**Quoted passage:**
::::::

Stock-Markets / Financial Crash Jan 20, 2018 - 12:55 PM GMT

By: MoneyMetals

Stock-Markets

Mike Gleason: It is my great privilege now to be joined by James Rickards. Mr. Rickards is Editor of Strategic Intelligence, a monthly newsletter and Director of the James Rickards Project, an inquiry into the complex dynamics of geopolitics and global capital. He's also the author of several bestselling books including The Death of Money, Currency Wars, The New Case for Gold and The Road to Ruin. In addition to his achievements as a writer and author, Jim is also a portfolio manager, lawyer and renowned economic commentator, having been interviewed by CNBC, the BBC, Bloomberg, Fox News and CNN, just to name a few. And we're happy to have him back on the Money Metals Podcast.


Jim, thanks for coming on with us again today. We really appreciate your time as always and how are you?

Jim Rickards: I'm doing great Mike, great to be with you. Thank you.

Mike Gleason: Well Jim, I figure a good place to start here is with one of your most recent books. We want to get your take on the state of the world economy. In your book titled The Road to Ruin: The Global Elites' Secret Plan for the Next Financial Crisis, you make some very interesting comments. Now while the financial media is talking about booming stock markets and accelerating GDP growth, you aren't quite as optimistic. We both know that most of the growth we've seen in recent years has been built with huge amounts of central bank stimulus and the fundamental problems that drove the last financial crisis have hardly been resolved. In fact, you think the next financial catastrophe isn't too far away and many among the elite are getting ready for it. If you can, briefly lay out some of what you've been seeing.

Jim Rickards: Sure Mike, you touched on two different threads. One is, let's call it the short to intermediate term, which is how's the economy doing? What would the forecast be for the year ahead? What do I think about stocks and so forth? That's one part of the analysis, but the other one is a little bigger and a little deeper, which is what about another major financial crisis, a liquidity crisis, global financial panic and what would the response function be to that.

::::::

**Exercise aim:** Summarize the interview excerpt above in two sentences.

**Recorded information:**
::::::

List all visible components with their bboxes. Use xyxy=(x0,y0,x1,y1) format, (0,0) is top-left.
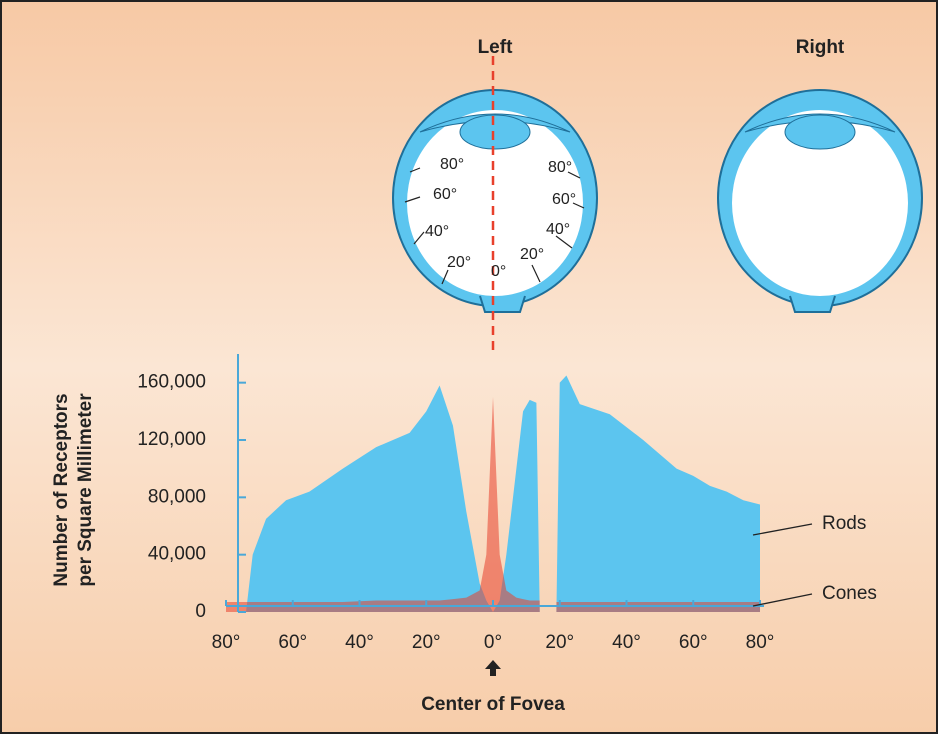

::::::

**Worked answer:** Mike Gleason welcomes James Rickards, editor of Strategic Intelligence and author of books including The Road to Ruin, back to the Money Metals Podcast and asks for his view of the world economy, noting that Rickards is less optimistic than the financial media and thinks the next financial catastrophe isn't too far away. Rickards replies that this touches on two threads: the short- to intermediate-term outlook for the economy and stocks, and the bigger question of another major financial crisis and what the response to it would be.